--- START OF SELECTED EXCERPT ---

## lab-01

In [3]:
import numpy as np
import pandas as pd
from datetime import datetime, timedelta

class BaseParameters:
    def __init__(self):
        # Conversion rates between stages
        self.conversion_rates = {
            'signup_to_appointment': 0.75,  # 75% of signups book appointments
            'appointment_to_prescription': 0.80,  # 80% of appointments get prescriptions
            'prescription_to_delivery': 0.95,  # 95% delivery acceptance
            'delivery_to_refill': 0.85  # 85% initial refill rate
        }
        
        # Time delays (in days)
        self.stage_delays = {
            'signup_to_appointment': 3,  # Average days between signup and appointment
            'appointment_to_prescription': 1,  # Days from appointment to prescription
            'prescription_to_delivery': 2,  # Days from prescription to delivery
            'delivery_to_refill': 30  # Days between refills
        }
        
        # Seasonality patterns (monthly multipliers)

--- END OF SELECTED EXCERPT ---

In the lab-01 code, what does the value 0.75 for 'signup_to_appointment' represent? Explain in one to three sentences.

--- START OF MATERIAL ---

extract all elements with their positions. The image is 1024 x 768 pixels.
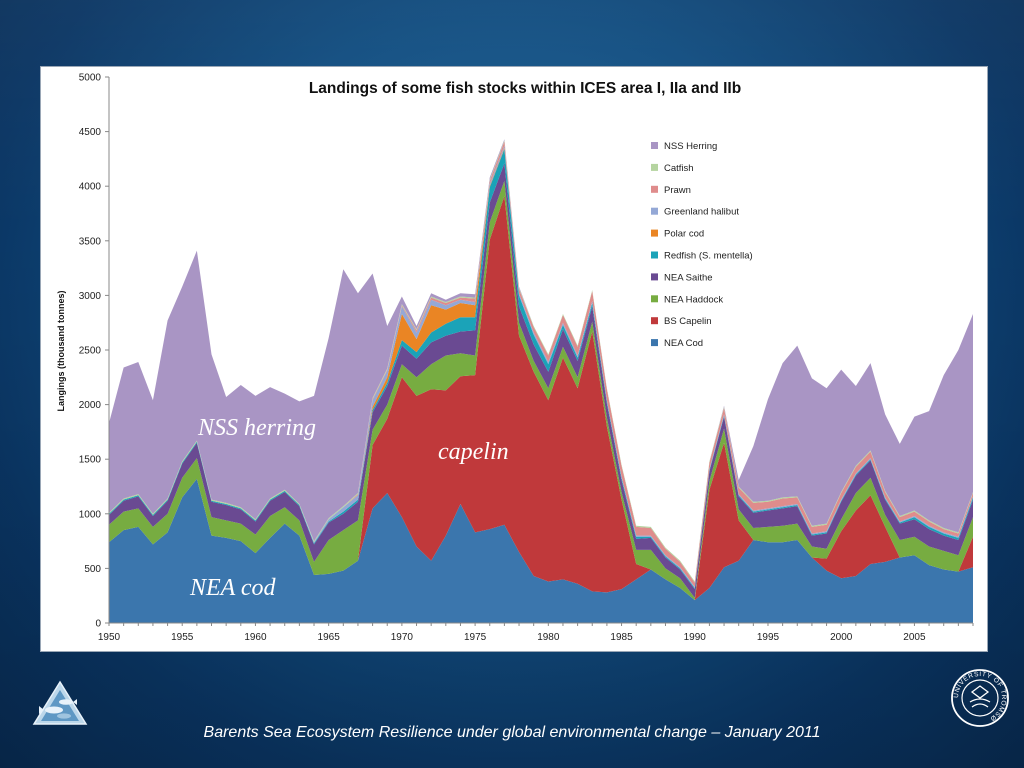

--- END OF MATERIAL ---

(SOLUTION BELOW):
It is one of the conversion rates between stages. Its comment says that 75% of signups book appointments.